_GOAL 1_
Can you quote the passage on food movements word for word, beginning at "Seriously though, it" and stopping after "an engaging voice."?
_GOAL 2_
Could you extend the passage on food movements, picking up after its last sentence?

_TEXT SEGMENT_
========================

So I have spent a lot of time in recent months contemplating what is driving the small but growing niche markets in our food system operating under various names like organic, local, and even slow food movements. I have finally figured out that just assuming “slow food” is for bad hunters may not be a good strategy.
Almost astonishingly, the San Francisco Chronicle offered up a really nice article discussing the trend and how it is moving across the nation. It has a number of great quotes in it that I won’t spoil here.
Although I have a personal preference for Kansas rancher Chris Wilson, president of American Agri-Women, condemning documentaries like “Food, Inc.” and “King Corn,” as “pastoral fantasies.” My guess is Chris could take Michael two out of three falls because she really works for a living.
Seriously though, it is concerning when an anti-biotech advocate, like Michael Pollan is listed as one of the top “Thinkers” of 2010 on Time Magazine’s top 100 list. In the Oscar-nominated documentary Food, Inc. and in his books Food Rules and The Omnivore’s Dilemma, Pollan, 55, does indeed tell complex stories in an engaging voice.

========================

_PROVIDED DATA_
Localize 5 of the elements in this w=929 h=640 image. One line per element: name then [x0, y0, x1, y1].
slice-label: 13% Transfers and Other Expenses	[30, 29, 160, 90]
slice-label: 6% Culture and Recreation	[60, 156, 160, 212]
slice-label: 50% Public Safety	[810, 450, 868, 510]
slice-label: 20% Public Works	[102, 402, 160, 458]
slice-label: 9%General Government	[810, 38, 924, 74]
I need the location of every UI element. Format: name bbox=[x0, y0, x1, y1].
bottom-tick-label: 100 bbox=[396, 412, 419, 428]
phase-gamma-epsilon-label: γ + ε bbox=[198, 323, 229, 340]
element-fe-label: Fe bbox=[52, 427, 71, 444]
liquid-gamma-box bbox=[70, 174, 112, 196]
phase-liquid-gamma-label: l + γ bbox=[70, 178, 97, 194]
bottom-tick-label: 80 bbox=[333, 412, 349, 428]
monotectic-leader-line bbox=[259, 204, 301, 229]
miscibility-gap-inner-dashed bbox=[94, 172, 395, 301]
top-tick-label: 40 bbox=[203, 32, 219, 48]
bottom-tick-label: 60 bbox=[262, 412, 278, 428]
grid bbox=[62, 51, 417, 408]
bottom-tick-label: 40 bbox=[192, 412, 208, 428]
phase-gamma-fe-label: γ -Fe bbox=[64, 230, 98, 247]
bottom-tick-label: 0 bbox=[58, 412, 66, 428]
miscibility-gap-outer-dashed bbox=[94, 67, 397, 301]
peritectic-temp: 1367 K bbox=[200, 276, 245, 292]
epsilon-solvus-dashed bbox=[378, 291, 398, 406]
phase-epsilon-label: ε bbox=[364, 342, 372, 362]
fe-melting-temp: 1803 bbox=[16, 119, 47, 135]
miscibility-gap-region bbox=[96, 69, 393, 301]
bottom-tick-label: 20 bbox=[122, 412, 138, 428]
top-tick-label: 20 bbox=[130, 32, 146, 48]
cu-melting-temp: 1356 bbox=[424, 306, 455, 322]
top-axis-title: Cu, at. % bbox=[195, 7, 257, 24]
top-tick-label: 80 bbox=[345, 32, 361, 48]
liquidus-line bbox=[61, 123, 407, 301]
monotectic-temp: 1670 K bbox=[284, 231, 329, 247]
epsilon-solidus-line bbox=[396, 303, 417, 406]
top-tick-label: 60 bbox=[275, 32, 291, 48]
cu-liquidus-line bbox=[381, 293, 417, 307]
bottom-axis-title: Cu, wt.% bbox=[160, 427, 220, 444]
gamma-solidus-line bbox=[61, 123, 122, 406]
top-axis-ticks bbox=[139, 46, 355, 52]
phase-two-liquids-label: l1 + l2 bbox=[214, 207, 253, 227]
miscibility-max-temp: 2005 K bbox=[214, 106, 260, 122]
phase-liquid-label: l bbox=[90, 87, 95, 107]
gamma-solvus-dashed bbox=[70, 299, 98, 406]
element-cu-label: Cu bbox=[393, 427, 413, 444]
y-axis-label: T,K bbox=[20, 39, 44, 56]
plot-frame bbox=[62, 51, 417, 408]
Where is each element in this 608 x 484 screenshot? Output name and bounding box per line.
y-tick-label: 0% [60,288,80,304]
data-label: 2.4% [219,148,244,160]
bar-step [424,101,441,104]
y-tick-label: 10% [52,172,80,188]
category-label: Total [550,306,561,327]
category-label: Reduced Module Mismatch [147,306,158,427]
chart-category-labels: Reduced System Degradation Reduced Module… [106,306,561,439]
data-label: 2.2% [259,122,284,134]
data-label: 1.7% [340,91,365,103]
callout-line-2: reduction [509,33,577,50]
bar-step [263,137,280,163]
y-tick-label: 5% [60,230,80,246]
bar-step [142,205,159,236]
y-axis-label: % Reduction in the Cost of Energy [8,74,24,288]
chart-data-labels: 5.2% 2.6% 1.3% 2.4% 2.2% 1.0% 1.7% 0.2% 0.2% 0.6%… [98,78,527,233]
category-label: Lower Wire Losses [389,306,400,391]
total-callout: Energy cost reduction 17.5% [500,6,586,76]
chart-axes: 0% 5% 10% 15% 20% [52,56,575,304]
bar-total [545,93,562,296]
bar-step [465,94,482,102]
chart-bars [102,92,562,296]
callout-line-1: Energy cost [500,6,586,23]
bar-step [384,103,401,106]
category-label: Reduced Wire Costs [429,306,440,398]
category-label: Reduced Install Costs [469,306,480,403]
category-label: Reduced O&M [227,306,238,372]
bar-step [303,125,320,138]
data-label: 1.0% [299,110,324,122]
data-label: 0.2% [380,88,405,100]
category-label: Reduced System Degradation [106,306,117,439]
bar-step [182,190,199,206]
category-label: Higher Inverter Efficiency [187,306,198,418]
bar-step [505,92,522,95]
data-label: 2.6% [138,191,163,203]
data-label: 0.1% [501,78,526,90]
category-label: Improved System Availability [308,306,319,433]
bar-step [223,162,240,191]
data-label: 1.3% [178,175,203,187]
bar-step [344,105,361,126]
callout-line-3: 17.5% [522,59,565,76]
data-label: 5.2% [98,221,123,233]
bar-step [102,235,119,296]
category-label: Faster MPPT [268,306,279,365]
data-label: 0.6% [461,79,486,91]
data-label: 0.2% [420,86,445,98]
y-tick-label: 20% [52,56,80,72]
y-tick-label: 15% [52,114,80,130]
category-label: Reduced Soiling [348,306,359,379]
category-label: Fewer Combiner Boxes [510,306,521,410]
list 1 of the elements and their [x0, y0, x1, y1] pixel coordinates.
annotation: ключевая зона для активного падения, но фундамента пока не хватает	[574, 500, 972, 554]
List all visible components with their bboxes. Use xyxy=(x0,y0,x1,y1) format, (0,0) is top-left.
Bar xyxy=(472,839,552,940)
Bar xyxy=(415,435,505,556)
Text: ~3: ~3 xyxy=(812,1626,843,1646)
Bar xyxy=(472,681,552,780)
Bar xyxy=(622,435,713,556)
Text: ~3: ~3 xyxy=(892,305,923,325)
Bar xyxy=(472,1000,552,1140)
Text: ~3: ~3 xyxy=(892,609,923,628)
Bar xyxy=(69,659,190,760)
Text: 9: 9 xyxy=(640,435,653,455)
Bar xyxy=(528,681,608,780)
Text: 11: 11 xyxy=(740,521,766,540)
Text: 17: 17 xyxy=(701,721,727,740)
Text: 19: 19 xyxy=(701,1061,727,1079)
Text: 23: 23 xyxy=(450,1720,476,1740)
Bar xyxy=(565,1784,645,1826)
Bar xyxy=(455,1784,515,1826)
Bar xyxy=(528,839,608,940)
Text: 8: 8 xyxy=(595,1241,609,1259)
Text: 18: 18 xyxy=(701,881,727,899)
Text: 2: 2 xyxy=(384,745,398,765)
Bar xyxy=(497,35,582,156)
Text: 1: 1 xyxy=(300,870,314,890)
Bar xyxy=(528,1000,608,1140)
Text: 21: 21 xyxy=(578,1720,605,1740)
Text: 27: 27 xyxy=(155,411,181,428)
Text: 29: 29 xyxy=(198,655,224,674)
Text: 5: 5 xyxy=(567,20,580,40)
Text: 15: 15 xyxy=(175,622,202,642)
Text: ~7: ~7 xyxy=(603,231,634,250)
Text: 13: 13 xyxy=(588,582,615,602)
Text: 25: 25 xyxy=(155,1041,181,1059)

========================

_FINAL ANSWER 1_
Seriously though, it is concerning when an anti-biotech advocate, like Michael Pollan is listed as one of the top “Thinkers” of 2010 on Time Magazine’s top 100 list. In the Oscar-nominated documentary Food, Inc. and in his books Food Rules and The Omnivore’s Dilemma, Pollan, 55, does indeed tell complex stories in an engaging voice.

_FINAL ANSWER 2_
He has “pollanized” thousands into believing that local and organic is better, as Time states, without noting the potential pitfalls in execution, seasonality, and little things like plummeting yields.
At the end of the day this cultural evolution of food should be about consumer choice, consistency of supply and safety, and maybe even a little deference to Grandma.
An old farmer once told me “passion is good. It gets your blood moving, generates discussion, and gets you up in the morning. It also gives you a yardstick for finding a functional truth.” I guess what he meant is that if you investigate the extremes you will likely find the truth somewhere in the middle.